• Set problem
Repeat the whole listing exactly.

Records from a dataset
────────────────
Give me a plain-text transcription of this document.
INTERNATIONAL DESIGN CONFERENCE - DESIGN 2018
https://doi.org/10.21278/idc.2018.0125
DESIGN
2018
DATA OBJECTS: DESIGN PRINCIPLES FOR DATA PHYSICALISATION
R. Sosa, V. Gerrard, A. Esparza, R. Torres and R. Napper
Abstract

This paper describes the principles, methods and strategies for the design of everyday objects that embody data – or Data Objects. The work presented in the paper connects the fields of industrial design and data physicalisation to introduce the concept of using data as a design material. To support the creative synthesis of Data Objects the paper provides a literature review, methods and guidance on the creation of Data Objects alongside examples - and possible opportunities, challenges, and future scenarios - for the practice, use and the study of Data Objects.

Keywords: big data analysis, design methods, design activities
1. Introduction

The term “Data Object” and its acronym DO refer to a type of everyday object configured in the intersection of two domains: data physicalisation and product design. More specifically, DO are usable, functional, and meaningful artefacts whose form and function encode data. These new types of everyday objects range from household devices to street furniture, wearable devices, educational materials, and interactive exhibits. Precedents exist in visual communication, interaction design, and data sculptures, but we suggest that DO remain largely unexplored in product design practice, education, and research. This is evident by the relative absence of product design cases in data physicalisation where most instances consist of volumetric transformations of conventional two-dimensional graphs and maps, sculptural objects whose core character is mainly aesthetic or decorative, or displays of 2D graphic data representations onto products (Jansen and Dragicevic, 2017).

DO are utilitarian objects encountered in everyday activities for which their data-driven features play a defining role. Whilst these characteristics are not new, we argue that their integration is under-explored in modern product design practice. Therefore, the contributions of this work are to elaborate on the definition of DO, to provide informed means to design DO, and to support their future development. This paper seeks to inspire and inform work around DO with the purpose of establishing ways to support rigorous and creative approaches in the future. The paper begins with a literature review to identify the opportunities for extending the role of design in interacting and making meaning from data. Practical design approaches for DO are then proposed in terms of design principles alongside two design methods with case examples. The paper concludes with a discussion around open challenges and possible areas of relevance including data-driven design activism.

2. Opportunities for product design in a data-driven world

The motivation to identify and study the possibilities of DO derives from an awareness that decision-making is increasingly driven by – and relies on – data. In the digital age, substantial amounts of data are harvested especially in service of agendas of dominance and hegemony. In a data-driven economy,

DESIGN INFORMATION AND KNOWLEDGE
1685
────────────────
• Finished exercise
Give me a plain-text transcription of this document.
INTERNATIONAL DESIGN CONFERENCE - DESIGN 2018
https://doi.org/10.21278/idc.2018.0125
DESIGN
2018
DATA OBJECTS: DESIGN PRINCIPLES FOR DATA PHYSICALISATION
R. Sosa, V. Gerrard, A. Esparza, R. Torres and R. Napper
Abstract

This paper describes the principles, methods and strategies for the design of everyday objects that embody data – or Data Objects. The work presented in the paper connects the fields of industrial design and data physicalisation to introduce the concept of using data as a design material. To support the creative synthesis of Data Objects the paper provides a literature review, methods and guidance on the creation of Data Objects alongside examples - and possible opportunities, challenges, and future scenarios - for the practice, use and the study of Data Objects.

Keywords: big data analysis, design methods, design activities
1. Introduction

The term “Data Object” and its acronym DO refer to a type of everyday object configured in the intersection of two domains: data physicalisation and product design. More specifically, DO are usable, functional, and meaningful artefacts whose form and function encode data. These new types of everyday objects range from household devices to street furniture, wearable devices, educational materials, and interactive exhibits. Precedents exist in visual communication, interaction design, and data sculptures, but we suggest that DO remain largely unexplored in product design practice, education, and research. This is evident by the relative absence of product design cases in data physicalisation where most instances consist of volumetric transformations of conventional two-dimensional graphs and maps, sculptural objects whose core character is mainly aesthetic or decorative, or displays of 2D graphic data representations onto products (Jansen and Dragicevic, 2017).

DO are utilitarian objects encountered in everyday activities for which their data-driven features play a defining role. Whilst these characteristics are not new, we argue that their integration is under-explored in modern product design practice. Therefore, the contributions of this work are to elaborate on the definition of DO, to provide informed means to design DO, and to support their future development. This paper seeks to inspire and inform work around DO with the purpose of establishing ways to support rigorous and creative approaches in the future. The paper begins with a literature review to identify the opportunities for extending the role of design in interacting and making meaning from data. Practical design approaches for DO are then proposed in terms of design principles alongside two design methods with case examples. The paper concludes with a discussion around open challenges and possible areas of relevance including data-driven design activism.

2. Opportunities for product design in a data-driven world

The motivation to identify and study the possibilities of DO derives from an awareness that decision-making is increasingly driven by – and relies on – data. In the digital age, substantial amounts of data are harvested especially in service of agendas of dominance and hegemony. In a data-driven economy,

DESIGN INFORMATION AND KNOWLEDGE
1685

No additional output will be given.